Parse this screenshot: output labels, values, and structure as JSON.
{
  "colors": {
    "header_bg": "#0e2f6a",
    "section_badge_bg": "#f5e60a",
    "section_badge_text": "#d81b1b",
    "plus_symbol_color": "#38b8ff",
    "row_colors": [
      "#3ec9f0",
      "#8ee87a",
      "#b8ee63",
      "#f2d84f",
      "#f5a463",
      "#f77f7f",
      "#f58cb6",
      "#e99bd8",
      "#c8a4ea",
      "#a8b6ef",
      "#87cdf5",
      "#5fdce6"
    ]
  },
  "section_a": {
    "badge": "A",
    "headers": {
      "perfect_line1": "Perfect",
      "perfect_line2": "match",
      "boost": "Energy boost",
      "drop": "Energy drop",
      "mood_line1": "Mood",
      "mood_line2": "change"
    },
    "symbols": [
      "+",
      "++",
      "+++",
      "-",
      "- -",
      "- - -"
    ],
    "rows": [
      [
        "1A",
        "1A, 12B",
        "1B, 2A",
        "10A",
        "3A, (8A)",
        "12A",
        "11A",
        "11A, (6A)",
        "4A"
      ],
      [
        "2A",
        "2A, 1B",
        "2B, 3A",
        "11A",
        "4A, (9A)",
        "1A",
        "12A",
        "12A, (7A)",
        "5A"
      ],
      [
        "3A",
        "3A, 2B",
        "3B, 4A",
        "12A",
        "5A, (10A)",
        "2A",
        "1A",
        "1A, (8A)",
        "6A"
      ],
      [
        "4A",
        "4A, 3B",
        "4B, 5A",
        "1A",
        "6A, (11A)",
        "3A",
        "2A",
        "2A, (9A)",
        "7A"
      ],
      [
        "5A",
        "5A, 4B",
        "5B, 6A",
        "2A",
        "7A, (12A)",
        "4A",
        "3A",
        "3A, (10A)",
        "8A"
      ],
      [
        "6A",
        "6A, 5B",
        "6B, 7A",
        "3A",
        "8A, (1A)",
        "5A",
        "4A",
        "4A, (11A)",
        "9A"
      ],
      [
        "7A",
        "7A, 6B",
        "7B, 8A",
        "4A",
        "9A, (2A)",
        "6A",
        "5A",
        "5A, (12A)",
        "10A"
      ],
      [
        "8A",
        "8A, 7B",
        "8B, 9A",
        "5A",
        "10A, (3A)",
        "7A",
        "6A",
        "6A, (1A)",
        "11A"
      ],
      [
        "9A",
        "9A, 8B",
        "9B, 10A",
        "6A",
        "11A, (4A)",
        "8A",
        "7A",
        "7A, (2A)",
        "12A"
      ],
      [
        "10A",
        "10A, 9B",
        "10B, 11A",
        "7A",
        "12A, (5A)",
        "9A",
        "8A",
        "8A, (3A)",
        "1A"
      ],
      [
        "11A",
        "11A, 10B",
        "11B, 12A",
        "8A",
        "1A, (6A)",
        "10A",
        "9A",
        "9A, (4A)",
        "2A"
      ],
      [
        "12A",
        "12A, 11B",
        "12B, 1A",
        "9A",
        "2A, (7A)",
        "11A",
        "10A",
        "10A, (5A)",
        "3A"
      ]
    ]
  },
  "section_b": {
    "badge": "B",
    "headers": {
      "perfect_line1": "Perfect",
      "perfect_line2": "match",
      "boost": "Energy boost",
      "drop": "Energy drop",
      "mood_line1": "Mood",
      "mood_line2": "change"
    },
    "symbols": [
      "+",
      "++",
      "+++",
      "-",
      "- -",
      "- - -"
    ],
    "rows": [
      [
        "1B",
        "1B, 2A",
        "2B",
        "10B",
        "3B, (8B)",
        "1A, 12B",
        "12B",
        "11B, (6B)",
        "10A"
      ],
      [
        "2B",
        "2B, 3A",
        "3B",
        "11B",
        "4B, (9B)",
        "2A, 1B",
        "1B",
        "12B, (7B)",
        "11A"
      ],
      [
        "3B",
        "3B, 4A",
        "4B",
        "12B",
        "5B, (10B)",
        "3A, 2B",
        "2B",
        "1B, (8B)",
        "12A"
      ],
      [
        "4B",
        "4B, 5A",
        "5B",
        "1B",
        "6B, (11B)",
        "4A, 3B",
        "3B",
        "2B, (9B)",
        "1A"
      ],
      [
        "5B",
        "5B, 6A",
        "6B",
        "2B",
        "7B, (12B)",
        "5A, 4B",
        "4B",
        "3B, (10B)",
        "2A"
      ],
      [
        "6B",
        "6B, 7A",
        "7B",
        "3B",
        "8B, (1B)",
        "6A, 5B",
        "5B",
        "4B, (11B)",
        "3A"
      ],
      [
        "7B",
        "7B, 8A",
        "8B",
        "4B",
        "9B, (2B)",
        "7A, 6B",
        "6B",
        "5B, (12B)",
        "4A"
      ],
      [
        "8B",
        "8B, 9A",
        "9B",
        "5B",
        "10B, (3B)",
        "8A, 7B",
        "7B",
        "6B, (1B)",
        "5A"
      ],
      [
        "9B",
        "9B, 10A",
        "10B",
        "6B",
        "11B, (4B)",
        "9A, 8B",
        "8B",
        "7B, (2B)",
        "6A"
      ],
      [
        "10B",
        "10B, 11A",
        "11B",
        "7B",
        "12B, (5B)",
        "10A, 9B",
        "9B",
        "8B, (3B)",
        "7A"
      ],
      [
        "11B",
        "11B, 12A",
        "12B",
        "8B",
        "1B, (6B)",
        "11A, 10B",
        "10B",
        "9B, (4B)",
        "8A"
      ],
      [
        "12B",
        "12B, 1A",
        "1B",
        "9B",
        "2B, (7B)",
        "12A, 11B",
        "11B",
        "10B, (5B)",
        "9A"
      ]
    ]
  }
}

• • •

**EXERCISE:** Faithfully copy every entry, leaving nothing out.

**EXERCISE RESPONSE:**
Parse this screenshot: output labels, values, and structure as JSON.
{
  "colors": {
    "header_bg": "#0e2f6a",
    "section_badge_bg": "#f5e60a",
    "section_badge_text": "#d81b1b",
    "plus_symbol_color": "#38b8ff",
    "row_colors": [
      "#3ec9f0",
      "#8ee87a",
      "#b8ee63",
      "#f2d84f",
      "#f5a463",
      "#f77f7f",
      "#f58cb6",
      "#e99bd8",
      "#c8a4ea",
      "#a8b6ef",
      "#87cdf5",
      "#5fdce6"
    ]
  },
  "section_a": {
    "badge": "A",
    "headers": {
      "perfect_line1": "Perfect",
      "perfect_line2": "match",
      "boost": "Energy boost",
      "drop": "Energy drop",
      "mood_line1": "Mood",
      "mood_line2": "change"
    },
    "symbols": [
      "+",
      "++",
      "+++",
      "-",
      "- -",
      "- - -"
    ],
    "rows": [
      [
        "1A",
        "1A, 12B",
        "1B, 2A",
        "10A",
        "3A, (8A)",
        "12A",
        "11A",
        "11A, (6A)",
        "4A"
      ],
      [
        "2A",
        "2A, 1B",
        "2B, 3A",
        "11A",
        "4A, (9A)",
        "1A",
        "12A",
        "12A, (7A)",
        "5A"
      ],
      [
        "3A",
        "3A, 2B",
        "3B, 4A",
        "12A",
        "5A, (10A)",
        "2A",
        "1A",
        "1A, (8A)",
        "6A"
      ],
      [
        "4A",
        "4A, 3B",
        "4B, 5A",
        "1A",
        "6A, (11A)",
        "3A",
        "2A",
        "2A, (9A)",
        "7A"
      ],
      [
        "5A",
        "5A, 4B",
        "5B, 6A",
        "2A",
        "7A, (12A)",
        "4A",
        "3A",
        "3A, (10A)",
        "8A"
      ],
      [
        "6A",
        "6A, 5B",
        "6B, 7A",
        "3A",
        "8A, (1A)",
        "5A",
        "4A",
        "4A, (11A)",
        "9A"
      ],
      [
        "7A",
        "7A, 6B",
        "7B, 8A",
        "4A",
        "9A, (2A)",
        "6A",
        "5A",
        "5A, (12A)",
        "10A"
      ],
      [
        "8A",
        "8A, 7B",
        "8B, 9A",
        "5A",
        "10A, (3A)",
        "7A",
        "6A",
        "6A, (1A)",
        "11A"
      ],
      [
        "9A",
        "9A, 8B",
        "9B, 10A",
        "6A",
        "11A, (4A)",
        "8A",
        "7A",
        "7A, (2A)",
        "12A"
      ],
      [
        "10A",
        "10A, 9B",
        "10B, 11A",
        "7A",
        "12A, (5A)",
        "9A",
        "8A",
        "8A, (3A)",
        "1A"
      ],
      [
        "11A",
        "11A, 10B",
        "11B, 12A",
        "8A",
        "1A, (6A)",
        "10A",
        "9A",
        "9A, (4A)",
        "2A"
      ],
      [
        "12A",
        "12A, 11B",
        "12B, 1A",
        "9A",
        "2A, (7A)",
        "11A",
        "10A",
        "10A, (5A)",
        "3A"
      ]
    ]
  },
  "section_b": {
    "badge": "B",
    "headers": {
      "perfect_line1": "Perfect",
      "perfect_line2": "match",
      "boost": "Energy boost",
      "drop": "Energy drop",
      "mood_line1": "Mood",
      "mood_line2": "change"
    },
    "symbols": [
      "+",
      "++",
      "+++",
      "-",
      "- -",
      "- - -"
    ],
    "rows": [
      [
        "1B",
        "1B, 2A",
        "2B",
        "10B",
        "3B, (8B)",
        "1A, 12B",
        "12B",
        "11B, (6B)",
        "10A"
      ],
      [
        "2B",
        "2B, 3A",
        "3B",
        "11B",
        "4B, (9B)",
        "2A, 1B",
        "1B",
        "12B, (7B)",
        "11A"
      ],
      [
        "3B",
        "3B, 4A",
        "4B",
        "12B",
        "5B, (10B)",
        "3A, 2B",
        "2B",
        "1B, (8B)",
        "12A"
      ],
      [
        "4B",
        "4B, 5A",
        "5B",
        "1B",
        "6B, (11B)",
        "4A, 3B",
        "3B",
        "2B, (9B)",
        "1A"
      ],
      [
        "5B",
        "5B, 6A",
        "6B",
        "2B",
        "7B, (12B)",
        "5A, 4B",
        "4B",
        "3B, (10B)",
        "2A"
      ],
      [
        "6B",
        "6B, 7A",
        "7B",
        "3B",
        "8B, (1B)",
        "6A, 5B",
        "5B",
        "4B, (11B)",
        "3A"
      ],
      [
        "7B",
        "7B, 8A",
        "8B",
        "4B",
        "9B, (2B)",
        "7A, 6B",
        "6B",
        "5B, (12B)",
        "4A"
      ],
      [
        "8B",
        "8B, 9A",
        "9B",
        "5B",
        "10B, (3B)",
        "8A, 7B",
        "7B",
        "6B, (1B)",
        "5A"
      ],
      [
        "9B",
        "9B, 10A",
        "10B",
        "6B",
        "11B, (4B)",
        "9A, 8B",
        "8B",
        "7B, (2B)",
        "6A"
      ],
      [
        "10B",
        "10B, 11A",
        "11B",
        "7B",
        "12B, (5B)",
        "10A, 9B",
        "9B",
        "8B, (3B)",
        "7A"
      ],
      [
        "11B",
        "11B, 12A",
        "12B",
        "8B",
        "1B, (6B)",
        "11A, 10B",
        "10B",
        "9B, (4B)",
        "8A"
      ],
      [
        "12B",
        "12B, 1A",
        "1B",
        "9B",
        "2B, (7B)",
        "12A, 11B",
        "11B",
        "10B, (5B)",
        "9A"
      ]
    ]
  }
}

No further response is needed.